* EXERCISE DETAILS: Reproduce word for word the portion of the passage on surprise and entropy between "Now we can ask" and "anybody want that?", inclusive.

* PASSAGE PROVIDED:
= = = = =

I will start with the concept of surprise. What does it mean to be surprised? Usually, it means that something happened that was not expected to happen. So, surprise it a probabilistic concept and can be explicated as such (I J Good has written about that). See also Wikipedia and Bayesian Surprise.

Take the particular case of a yes/no situation, something can happen or not. It happens with probability $p$. Say, if p=0.9 and it happens, you are not really surprised. If $p=0.05$ and it happens, you are somewhat surprised. And if $p=0.0000001$ and it happens, you are really surprised. So, a natural measure of "surprise value in observed outcome" is some (anti)monotone function of the probability of what happened. It seems natural (and works well ...) to take the logarithm of probability of what happened, and then we throw in a minus sign to get a positive number. Also, by taking the logarithm we concentrate on the order of the surprise, and, in practice, probabilities are often only known up to order, more or less.

So, we define $$ \text{Surprise}(A) = -\log p(A) $$ where $A$ is the observed outcome, and $p(A)$ is its probability.

Now we can ask what is the expected surprise. Let $X$ be a Bernoulli random variable with probability $p$. It has two possibly outcomes, 0 and 1. The respective surprise values is $$\begin{align} \text{Surprise}(0) &= -\log(1-p) \\ \text{Surprise}(1) &= -\log p \end{align} $$ so the surprise when observing $X$ is itself a random variable with expectation $$ p \cdot -\log p + (1-p) \cdot -\log(1-p) $$ and that is --- surprise! --- the entropy of $X$! So entropy is expected surprise!

Now, this question is about maximum entropy. Why would anybody want to use a maximum entropy distribution? Well, it must be because they want to be maximally surprised! Why would anybody want that?

= = = = =

* DATA PROVIDED:
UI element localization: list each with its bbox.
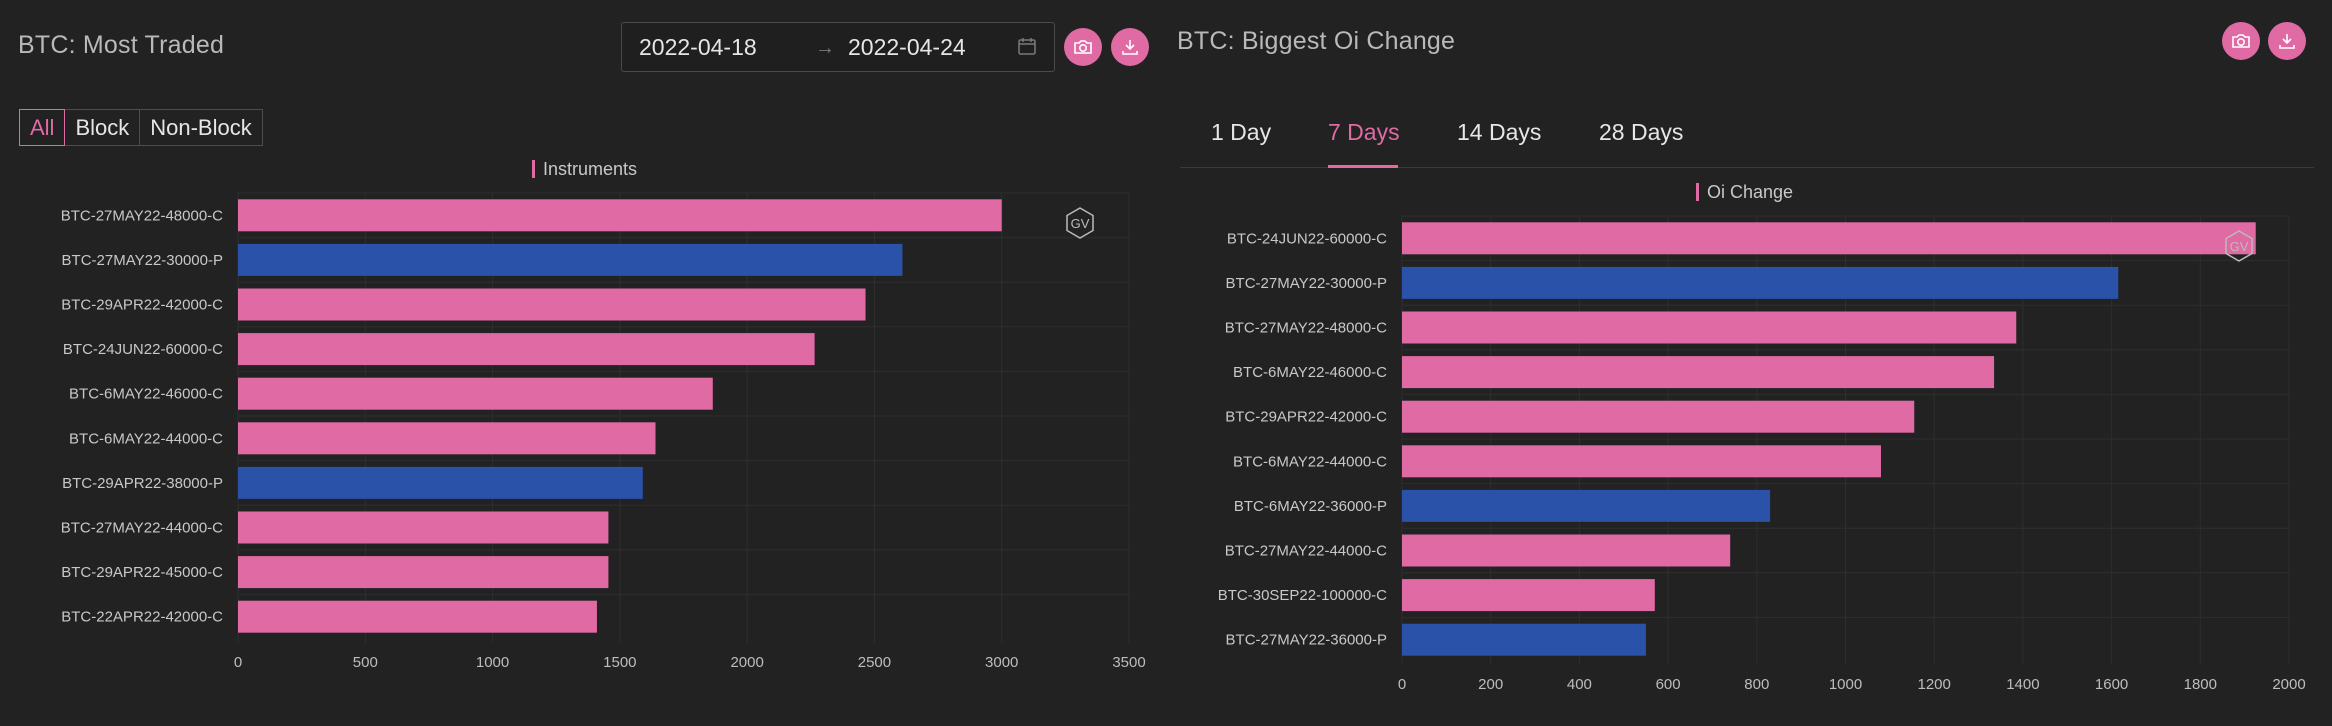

= = = = =

* RESPONSE FOR THIS EXERCISE:
Now we can ask what is the expected surprise. Let $X$ be a Bernoulli random variable with probability $p$. It has two possibly outcomes, 0 and 1. The respective surprise values is $$\begin{align} \text{Surprise}(0) &= -\log(1-p) \\ \text{Surprise}(1) &= -\log p \end{align} $$ so the surprise when observing $X$ is itself a random variable with expectation $$ p \cdot -\log p + (1-p) \cdot -\log(1-p) $$ and that is --- surprise! --- the entropy of $X$! So entropy is expected surprise!

Now, this question is about maximum entropy. Why would anybody want to use a maximum entropy distribution? Well, it must be because they want to be maximally surprised! Why would anybody want that?